* START *

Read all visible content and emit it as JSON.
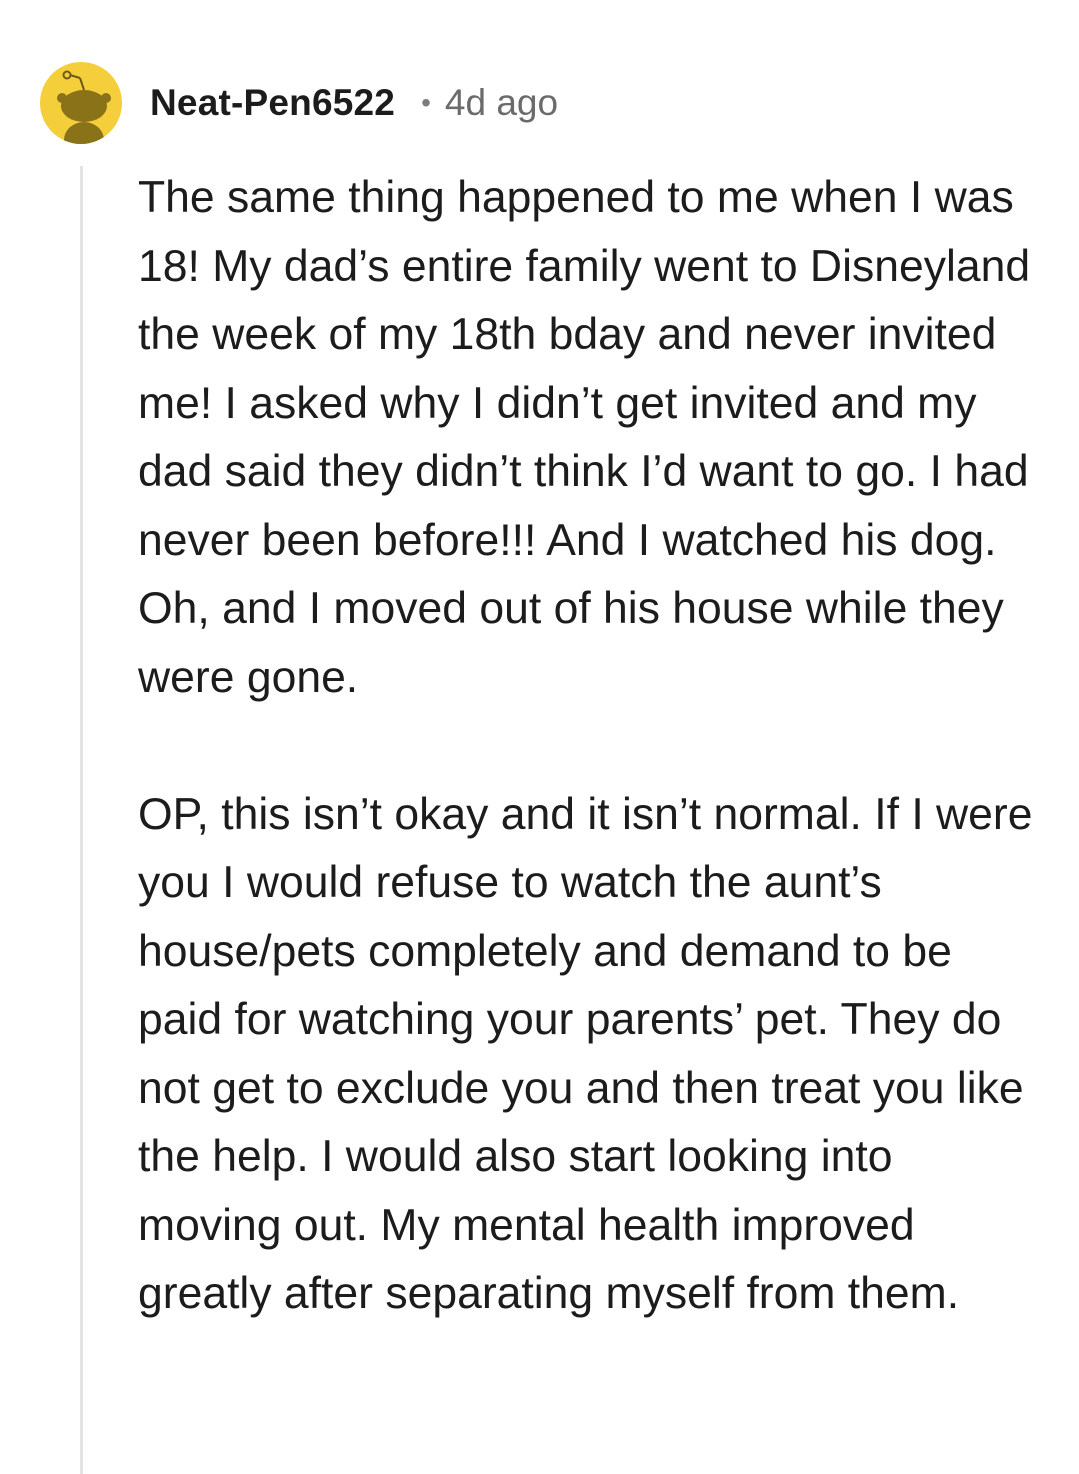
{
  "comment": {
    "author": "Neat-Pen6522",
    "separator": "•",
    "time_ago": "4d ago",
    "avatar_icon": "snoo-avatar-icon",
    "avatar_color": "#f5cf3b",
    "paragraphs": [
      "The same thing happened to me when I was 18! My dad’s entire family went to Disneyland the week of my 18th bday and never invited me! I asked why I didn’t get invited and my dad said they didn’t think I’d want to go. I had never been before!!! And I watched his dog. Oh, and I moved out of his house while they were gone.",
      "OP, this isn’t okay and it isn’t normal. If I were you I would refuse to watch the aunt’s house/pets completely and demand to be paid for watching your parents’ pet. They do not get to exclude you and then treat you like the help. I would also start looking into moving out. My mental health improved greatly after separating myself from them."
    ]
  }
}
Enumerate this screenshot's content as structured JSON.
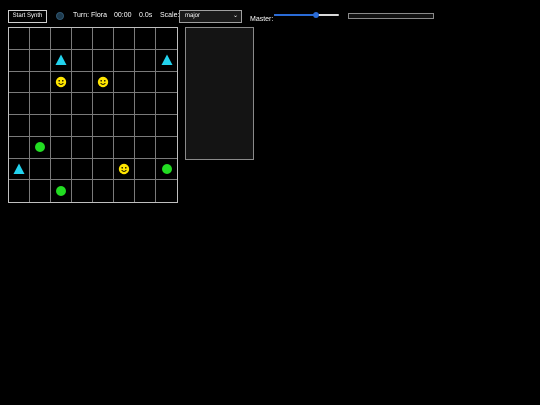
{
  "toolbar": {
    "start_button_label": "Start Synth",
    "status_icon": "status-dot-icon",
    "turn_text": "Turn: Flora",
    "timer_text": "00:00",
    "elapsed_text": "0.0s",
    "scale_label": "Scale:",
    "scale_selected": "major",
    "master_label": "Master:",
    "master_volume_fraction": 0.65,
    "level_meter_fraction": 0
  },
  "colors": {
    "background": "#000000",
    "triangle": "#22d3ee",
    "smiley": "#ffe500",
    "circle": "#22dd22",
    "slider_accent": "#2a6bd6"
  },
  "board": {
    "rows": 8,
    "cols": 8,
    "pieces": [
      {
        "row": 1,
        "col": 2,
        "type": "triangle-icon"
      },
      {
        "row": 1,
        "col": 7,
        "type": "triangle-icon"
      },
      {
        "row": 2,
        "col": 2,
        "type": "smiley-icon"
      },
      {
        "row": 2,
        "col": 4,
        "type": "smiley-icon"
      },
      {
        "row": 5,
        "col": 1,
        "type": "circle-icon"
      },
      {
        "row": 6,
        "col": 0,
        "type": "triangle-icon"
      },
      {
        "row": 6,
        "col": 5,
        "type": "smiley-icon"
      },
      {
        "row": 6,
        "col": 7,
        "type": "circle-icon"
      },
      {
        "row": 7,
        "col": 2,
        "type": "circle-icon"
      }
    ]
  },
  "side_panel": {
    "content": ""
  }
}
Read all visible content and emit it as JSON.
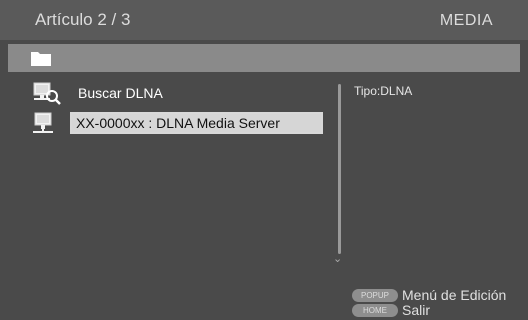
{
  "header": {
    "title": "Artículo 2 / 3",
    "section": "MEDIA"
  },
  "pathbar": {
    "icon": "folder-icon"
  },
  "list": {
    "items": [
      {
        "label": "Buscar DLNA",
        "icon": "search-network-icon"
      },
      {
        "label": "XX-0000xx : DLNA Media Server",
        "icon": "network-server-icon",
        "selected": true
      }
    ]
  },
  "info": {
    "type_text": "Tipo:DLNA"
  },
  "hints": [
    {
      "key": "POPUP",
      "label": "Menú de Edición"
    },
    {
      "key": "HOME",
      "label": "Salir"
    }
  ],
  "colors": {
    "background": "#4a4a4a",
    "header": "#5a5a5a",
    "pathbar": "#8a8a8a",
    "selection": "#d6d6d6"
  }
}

* END *
* START *

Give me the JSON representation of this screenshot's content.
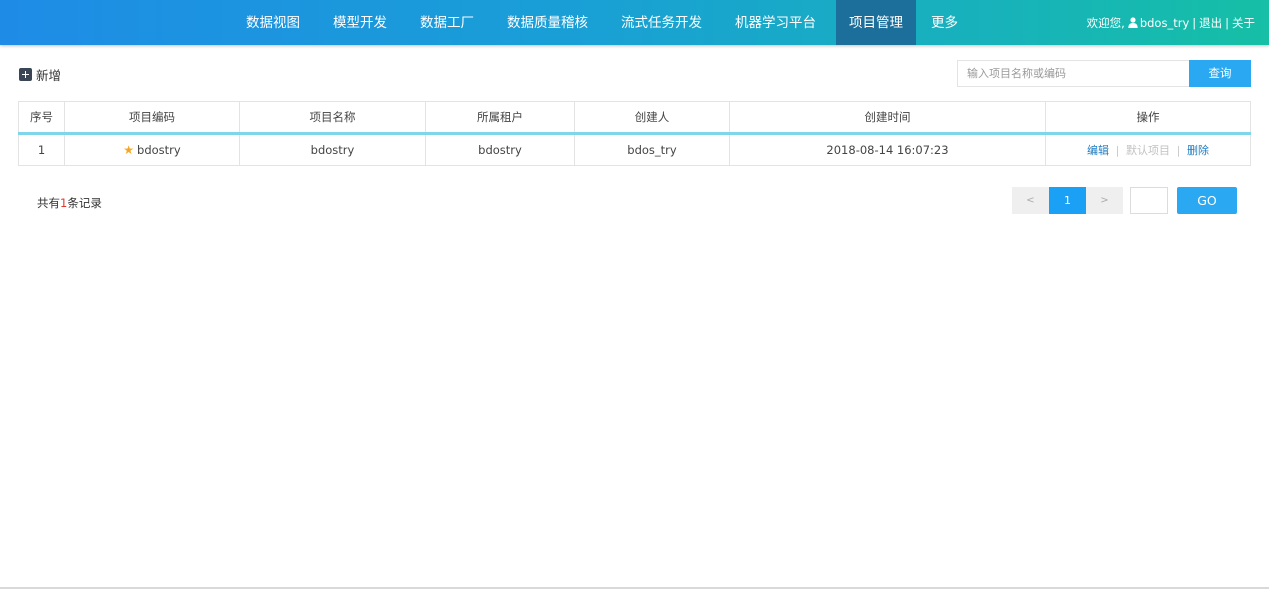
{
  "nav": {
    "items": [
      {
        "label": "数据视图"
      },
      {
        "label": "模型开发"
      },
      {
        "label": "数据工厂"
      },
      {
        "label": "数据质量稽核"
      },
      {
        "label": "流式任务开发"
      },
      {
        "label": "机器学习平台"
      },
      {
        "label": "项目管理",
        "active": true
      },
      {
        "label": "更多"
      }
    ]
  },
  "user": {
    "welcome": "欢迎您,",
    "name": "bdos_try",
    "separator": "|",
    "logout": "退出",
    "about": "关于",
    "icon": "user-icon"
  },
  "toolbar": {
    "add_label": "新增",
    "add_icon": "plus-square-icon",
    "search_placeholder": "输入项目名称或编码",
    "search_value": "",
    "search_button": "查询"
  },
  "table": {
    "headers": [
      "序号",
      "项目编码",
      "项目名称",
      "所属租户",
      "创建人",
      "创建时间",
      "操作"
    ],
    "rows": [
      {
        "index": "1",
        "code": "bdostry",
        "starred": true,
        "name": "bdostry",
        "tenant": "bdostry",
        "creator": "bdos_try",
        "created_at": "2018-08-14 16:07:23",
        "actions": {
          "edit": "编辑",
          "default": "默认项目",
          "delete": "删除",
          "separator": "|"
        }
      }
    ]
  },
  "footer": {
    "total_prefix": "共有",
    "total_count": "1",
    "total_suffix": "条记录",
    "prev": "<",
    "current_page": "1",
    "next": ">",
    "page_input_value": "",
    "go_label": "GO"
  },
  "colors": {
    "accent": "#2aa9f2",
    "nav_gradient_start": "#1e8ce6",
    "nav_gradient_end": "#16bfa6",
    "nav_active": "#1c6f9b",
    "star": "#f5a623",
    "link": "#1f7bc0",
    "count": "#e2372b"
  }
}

* END *

#### [Task goal]
Find the string "bdostry" in the records, then copy each line where it occurs.

#### [Correct result]
        "code": "bdostry",
        "name": "bdostry",
        "tenant": "bdostry",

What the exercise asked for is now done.